## [What is expected]
Give the number of lines in the data that contain "xlabel", and nothing more.

────

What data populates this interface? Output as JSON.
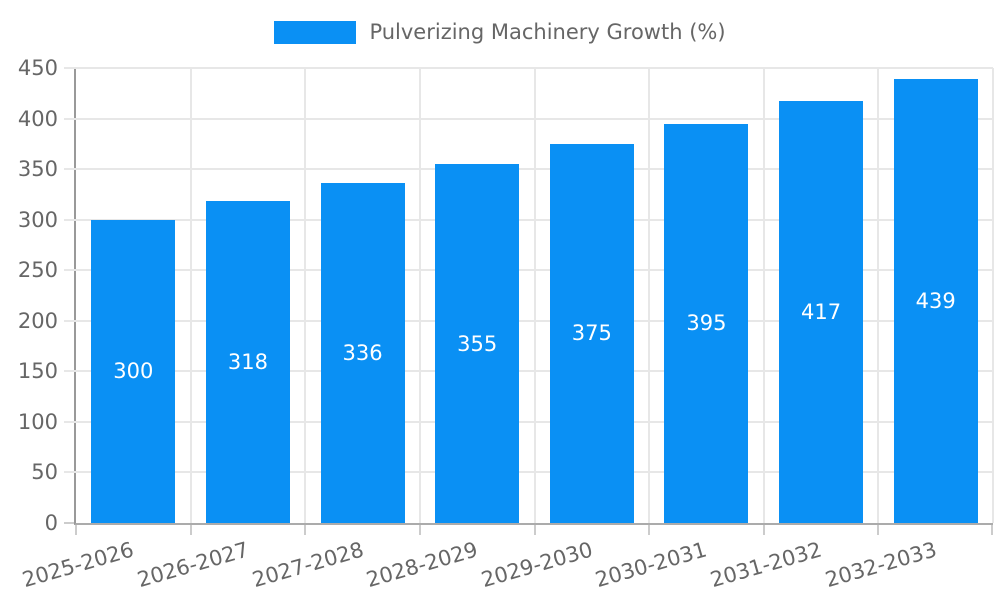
{
  "chart_data": {
    "type": "bar",
    "title": "",
    "legend": "Pulverizing Machinery Growth (%)",
    "legend_position": "top-center",
    "categories": [
      "2025-2026",
      "2026-2027",
      "2027-2028",
      "2028-2029",
      "2029-2030",
      "2030-2031",
      "2031-2032",
      "2032-2033"
    ],
    "values": [
      300,
      318,
      336,
      355,
      375,
      395,
      417,
      439
    ],
    "value_labels": [
      "300",
      "318",
      "336",
      "355",
      "375",
      "395",
      "417",
      "439"
    ],
    "xlabel": "",
    "ylabel": "",
    "ylim": [
      0,
      450
    ],
    "yticks": [
      0,
      50,
      100,
      150,
      200,
      250,
      300,
      350,
      400,
      450
    ],
    "grid": true,
    "value_label_placement": "center-inside"
  },
  "colors": {
    "bar": "#0a90f4",
    "grid": "#e7e7e7",
    "axis_y": "#999999",
    "axis_x": "#ababab",
    "tick": "#cccccc",
    "tick_text": "#666666",
    "legend_text": "#666666",
    "value_text": "#ffffff",
    "background": "#ffffff"
  }
}
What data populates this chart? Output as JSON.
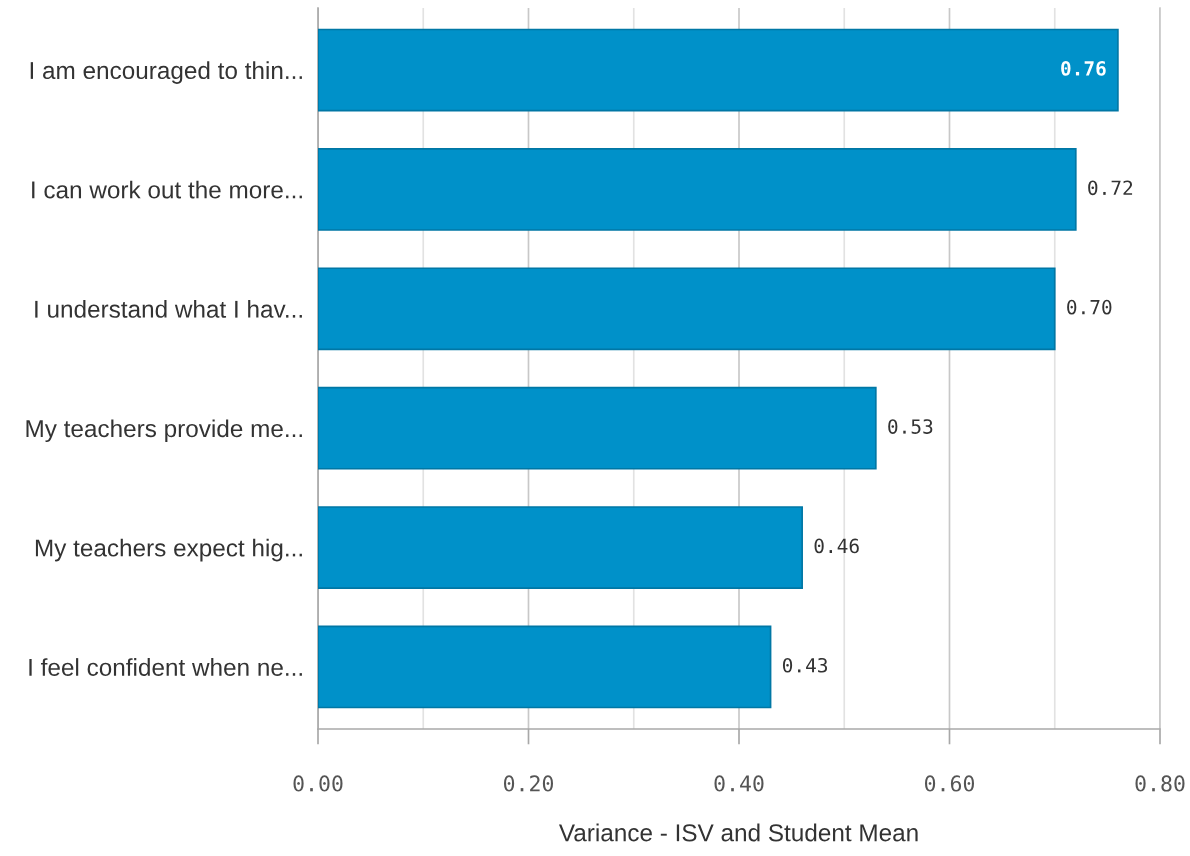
{
  "chart_data": {
    "type": "bar",
    "orientation": "horizontal",
    "categories": [
      "I am encouraged to thin...",
      "I can work out the more...",
      "I understand what I hav...",
      "My teachers provide me...",
      "My teachers expect hig...",
      "I feel confident when ne..."
    ],
    "values": [
      0.76,
      0.72,
      0.7,
      0.53,
      0.46,
      0.43
    ],
    "value_labels": [
      "0.76",
      "0.72",
      "0.70",
      "0.53",
      "0.46",
      "0.43"
    ],
    "color": "#0091c9",
    "xlabel": "Variance - ISV and Student Mean",
    "xlim": [
      0,
      0.8
    ],
    "xticks": [
      {
        "value": 0,
        "label": "0.00"
      },
      {
        "value": 0.1,
        "label": null
      },
      {
        "value": 0.2,
        "label": "0.20"
      },
      {
        "value": 0.3,
        "label": null
      },
      {
        "value": 0.4,
        "label": "0.40"
      },
      {
        "value": 0.5,
        "label": null
      },
      {
        "value": 0.6,
        "label": "0.60"
      },
      {
        "value": 0.7,
        "label": null
      },
      {
        "value": 0.8,
        "label": "0.80"
      }
    ],
    "grid": "x"
  }
}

────

## [Result of the exercise]
2